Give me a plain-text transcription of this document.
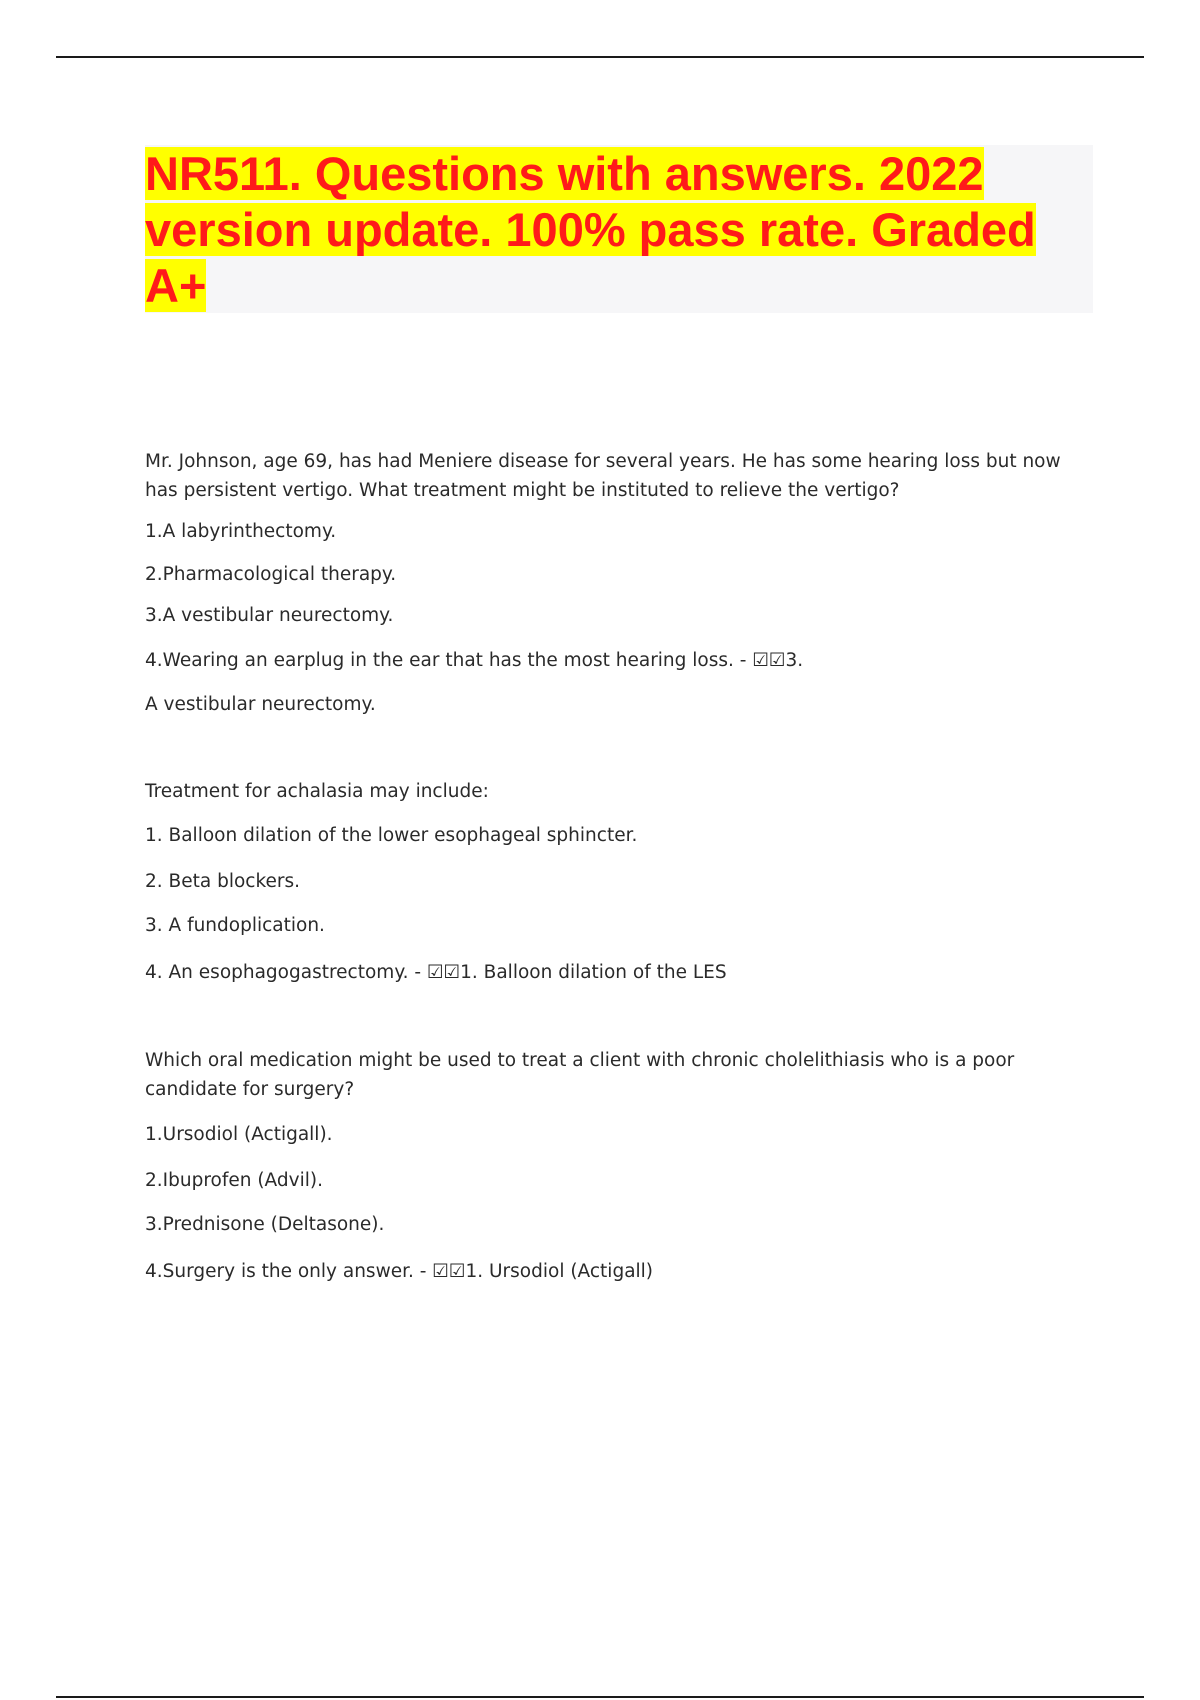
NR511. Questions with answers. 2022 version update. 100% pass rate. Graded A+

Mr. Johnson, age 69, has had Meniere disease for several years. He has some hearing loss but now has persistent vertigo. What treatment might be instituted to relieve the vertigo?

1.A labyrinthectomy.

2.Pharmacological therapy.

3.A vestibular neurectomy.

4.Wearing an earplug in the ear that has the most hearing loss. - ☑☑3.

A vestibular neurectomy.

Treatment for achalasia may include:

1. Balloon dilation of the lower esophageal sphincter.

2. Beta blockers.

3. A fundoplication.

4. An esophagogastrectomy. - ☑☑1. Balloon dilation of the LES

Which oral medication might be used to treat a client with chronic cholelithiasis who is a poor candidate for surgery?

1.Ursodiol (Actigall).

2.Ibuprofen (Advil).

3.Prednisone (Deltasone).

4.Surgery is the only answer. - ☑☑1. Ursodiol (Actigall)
==
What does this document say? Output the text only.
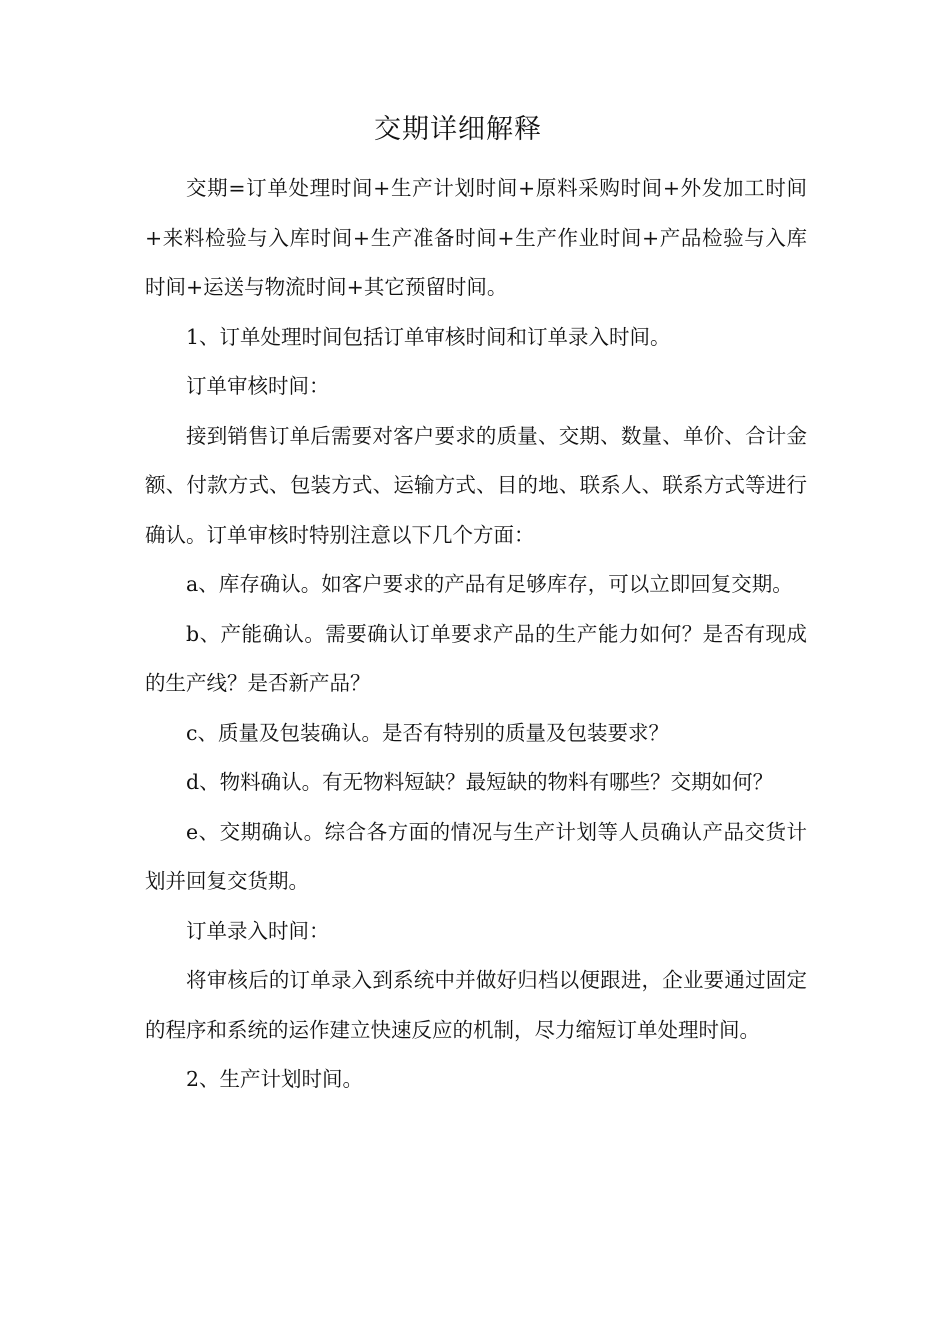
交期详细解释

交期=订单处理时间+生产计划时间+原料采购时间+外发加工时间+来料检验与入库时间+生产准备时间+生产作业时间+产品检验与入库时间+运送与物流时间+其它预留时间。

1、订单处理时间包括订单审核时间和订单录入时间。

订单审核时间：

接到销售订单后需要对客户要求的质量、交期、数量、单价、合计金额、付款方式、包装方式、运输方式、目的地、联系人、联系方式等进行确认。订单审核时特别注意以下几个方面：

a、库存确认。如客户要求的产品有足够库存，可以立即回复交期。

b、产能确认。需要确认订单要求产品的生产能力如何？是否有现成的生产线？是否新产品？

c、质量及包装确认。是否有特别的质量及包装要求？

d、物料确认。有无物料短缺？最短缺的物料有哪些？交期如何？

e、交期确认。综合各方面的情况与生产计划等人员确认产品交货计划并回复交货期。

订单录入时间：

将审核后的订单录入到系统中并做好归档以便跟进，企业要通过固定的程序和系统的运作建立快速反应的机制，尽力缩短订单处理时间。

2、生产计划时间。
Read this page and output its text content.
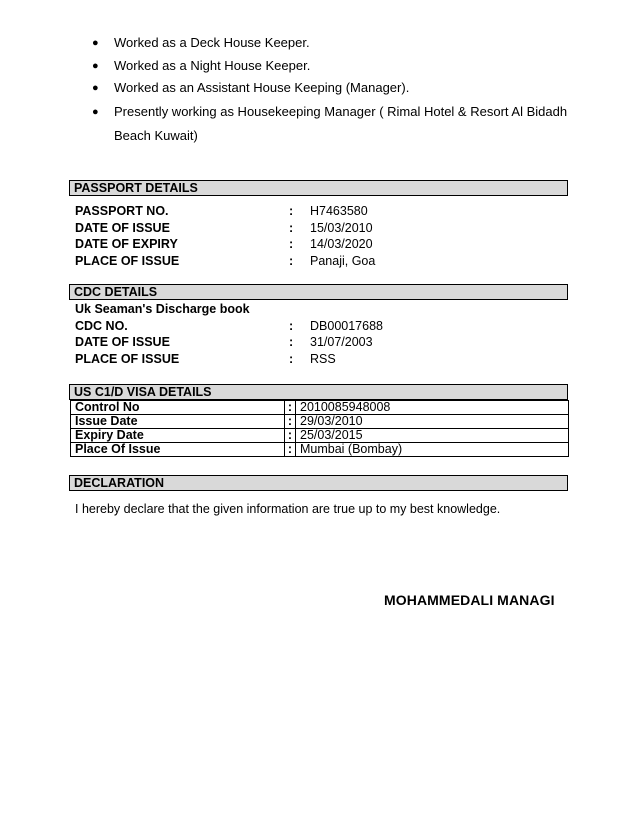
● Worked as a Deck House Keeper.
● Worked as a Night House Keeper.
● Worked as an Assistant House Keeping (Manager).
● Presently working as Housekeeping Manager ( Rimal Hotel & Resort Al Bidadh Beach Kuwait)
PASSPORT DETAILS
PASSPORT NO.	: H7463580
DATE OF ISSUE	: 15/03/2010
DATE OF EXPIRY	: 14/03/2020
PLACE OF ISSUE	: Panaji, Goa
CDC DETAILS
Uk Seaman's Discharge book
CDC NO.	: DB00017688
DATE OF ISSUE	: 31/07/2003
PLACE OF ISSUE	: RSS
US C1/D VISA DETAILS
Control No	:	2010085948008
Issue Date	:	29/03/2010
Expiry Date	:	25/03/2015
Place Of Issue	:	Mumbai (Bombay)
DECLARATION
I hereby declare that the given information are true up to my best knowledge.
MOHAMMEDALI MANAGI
==
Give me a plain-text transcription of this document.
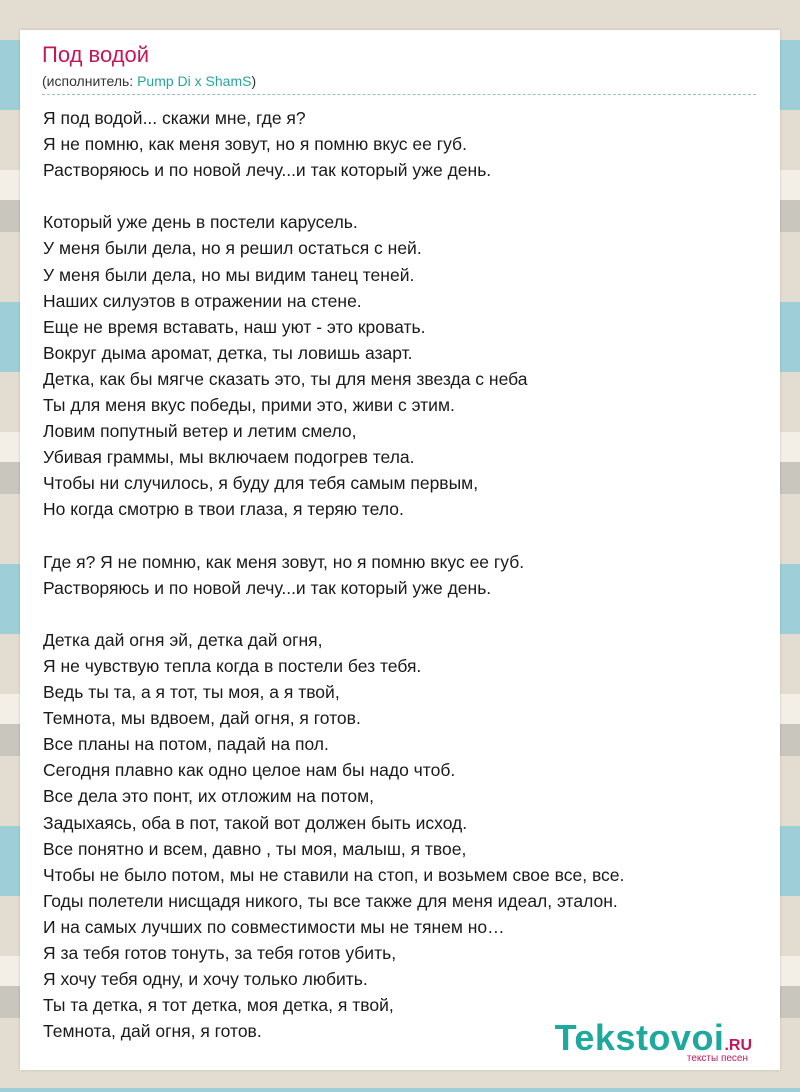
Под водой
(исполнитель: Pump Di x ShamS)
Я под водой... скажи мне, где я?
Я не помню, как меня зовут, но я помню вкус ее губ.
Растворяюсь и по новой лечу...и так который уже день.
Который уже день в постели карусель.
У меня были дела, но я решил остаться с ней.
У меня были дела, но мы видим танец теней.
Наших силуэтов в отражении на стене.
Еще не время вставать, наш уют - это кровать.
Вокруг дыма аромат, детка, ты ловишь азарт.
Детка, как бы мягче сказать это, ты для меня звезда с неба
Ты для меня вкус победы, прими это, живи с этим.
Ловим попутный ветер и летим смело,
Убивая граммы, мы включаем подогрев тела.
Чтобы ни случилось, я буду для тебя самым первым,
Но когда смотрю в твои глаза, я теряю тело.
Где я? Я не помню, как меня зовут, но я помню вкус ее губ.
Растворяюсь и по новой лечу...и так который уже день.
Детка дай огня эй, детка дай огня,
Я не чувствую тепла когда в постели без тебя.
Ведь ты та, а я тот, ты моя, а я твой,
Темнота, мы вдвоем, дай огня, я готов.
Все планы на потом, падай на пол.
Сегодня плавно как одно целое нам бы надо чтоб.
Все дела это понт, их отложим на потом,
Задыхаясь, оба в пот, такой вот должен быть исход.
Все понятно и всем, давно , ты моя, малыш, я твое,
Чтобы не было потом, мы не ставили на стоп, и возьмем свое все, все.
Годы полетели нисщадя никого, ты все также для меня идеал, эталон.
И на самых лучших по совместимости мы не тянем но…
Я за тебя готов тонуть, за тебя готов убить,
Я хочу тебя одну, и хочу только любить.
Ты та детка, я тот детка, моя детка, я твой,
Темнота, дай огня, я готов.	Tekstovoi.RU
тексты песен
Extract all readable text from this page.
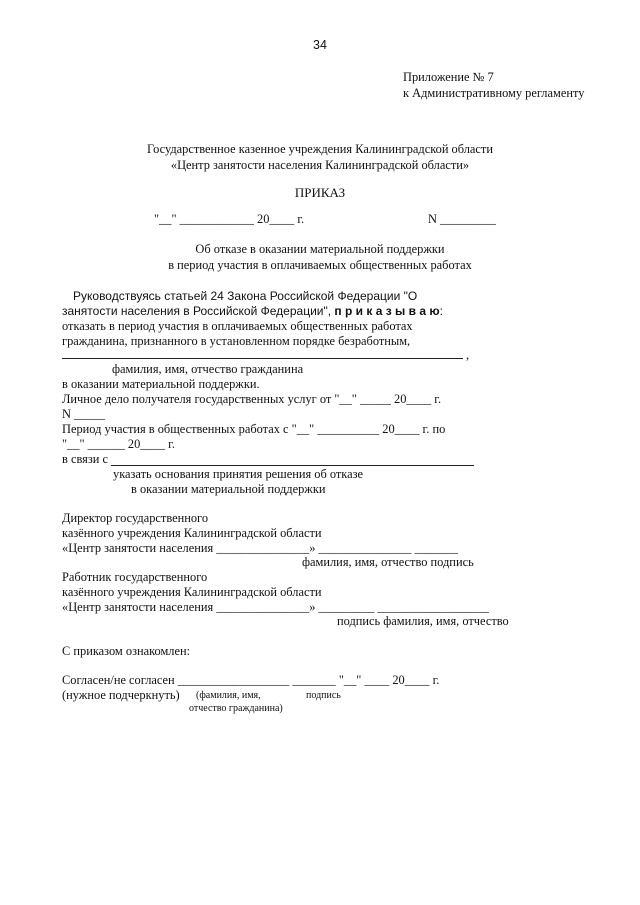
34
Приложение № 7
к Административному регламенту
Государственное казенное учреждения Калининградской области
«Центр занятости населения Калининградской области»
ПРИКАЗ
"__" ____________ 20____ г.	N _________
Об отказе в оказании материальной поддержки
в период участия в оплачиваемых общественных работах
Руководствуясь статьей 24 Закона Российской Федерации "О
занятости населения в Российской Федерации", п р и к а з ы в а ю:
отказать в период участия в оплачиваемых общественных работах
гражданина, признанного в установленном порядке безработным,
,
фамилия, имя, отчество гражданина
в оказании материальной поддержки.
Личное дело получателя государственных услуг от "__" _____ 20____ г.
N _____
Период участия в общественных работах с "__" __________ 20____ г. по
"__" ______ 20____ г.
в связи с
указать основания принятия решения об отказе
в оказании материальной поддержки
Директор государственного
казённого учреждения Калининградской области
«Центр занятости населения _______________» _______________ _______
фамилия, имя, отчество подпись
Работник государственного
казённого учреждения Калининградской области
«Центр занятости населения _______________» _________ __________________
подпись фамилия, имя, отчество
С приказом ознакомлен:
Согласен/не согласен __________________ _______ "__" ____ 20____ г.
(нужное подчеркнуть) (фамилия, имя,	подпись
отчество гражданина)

- Exercise goal -
Report how many lines in the records above contain the word "Федерации", giving only the number.

- Response to this task -
2